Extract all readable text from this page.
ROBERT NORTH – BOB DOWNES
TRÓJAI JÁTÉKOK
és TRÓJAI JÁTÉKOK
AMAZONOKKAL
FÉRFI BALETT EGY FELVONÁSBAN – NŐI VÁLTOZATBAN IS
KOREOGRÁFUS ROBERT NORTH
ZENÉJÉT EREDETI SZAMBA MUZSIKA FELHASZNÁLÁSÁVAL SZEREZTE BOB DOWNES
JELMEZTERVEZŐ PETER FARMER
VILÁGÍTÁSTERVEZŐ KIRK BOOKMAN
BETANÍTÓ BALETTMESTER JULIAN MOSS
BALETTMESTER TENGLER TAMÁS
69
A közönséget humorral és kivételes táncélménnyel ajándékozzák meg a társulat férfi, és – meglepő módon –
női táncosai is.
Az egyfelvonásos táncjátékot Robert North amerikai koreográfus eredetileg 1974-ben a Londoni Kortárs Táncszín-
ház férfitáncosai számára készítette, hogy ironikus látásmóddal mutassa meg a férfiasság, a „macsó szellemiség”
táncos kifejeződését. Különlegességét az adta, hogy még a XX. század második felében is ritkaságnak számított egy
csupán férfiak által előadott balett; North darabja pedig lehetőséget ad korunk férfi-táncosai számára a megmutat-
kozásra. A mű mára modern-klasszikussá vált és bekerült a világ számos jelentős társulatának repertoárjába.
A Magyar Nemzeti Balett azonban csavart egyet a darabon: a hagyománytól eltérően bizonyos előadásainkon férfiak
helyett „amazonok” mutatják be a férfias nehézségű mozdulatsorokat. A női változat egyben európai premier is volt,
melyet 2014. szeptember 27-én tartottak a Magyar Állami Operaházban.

● ● ● ● ● ● ●

Given exercise:
Give all of the entries again, word for word.

Exercise answer:
Extract all readable text from this page.
ROBERT NORTH – BOB DOWNES
TRÓJAI JÁTÉKOK
és TRÓJAI JÁTÉKOK
AMAZONOKKAL
FÉRFI BALETT EGY FELVONÁSBAN – NŐI VÁLTOZATBAN IS
KOREOGRÁFUS ROBERT NORTH
ZENÉJÉT EREDETI SZAMBA MUZSIKA FELHASZNÁLÁSÁVAL SZEREZTE BOB DOWNES
JELMEZTERVEZŐ PETER FARMER
VILÁGÍTÁSTERVEZŐ KIRK BOOKMAN
BETANÍTÓ BALETTMESTER JULIAN MOSS
BALETTMESTER TENGLER TAMÁS
69
A közönséget humorral és kivételes táncélménnyel ajándékozzák meg a társulat férfi, és – meglepő módon –
női táncosai is.
Az egyfelvonásos táncjátékot Robert North amerikai koreográfus eredetileg 1974-ben a Londoni Kortárs Táncszín-
ház férfitáncosai számára készítette, hogy ironikus látásmóddal mutassa meg a férfiasság, a „macsó szellemiség”
táncos kifejeződését. Különlegességét az adta, hogy még a XX. század második felében is ritkaságnak számított egy
csupán férfiak által előadott balett; North darabja pedig lehetőséget ad korunk férfi-táncosai számára a megmutat-
kozásra. A mű mára modern-klasszikussá vált és bekerült a világ számos jelentős társulatának repertoárjába.
A Magyar Nemzeti Balett azonban csavart egyet a darabon: a hagyománytól eltérően bizonyos előadásainkon férfiak
helyett „amazonok” mutatják be a férfias nehézségű mozdulatsorokat. A női változat egyben európai premier is volt,
melyet 2014. szeptember 27-én tartottak a Magyar Állami Operaházban.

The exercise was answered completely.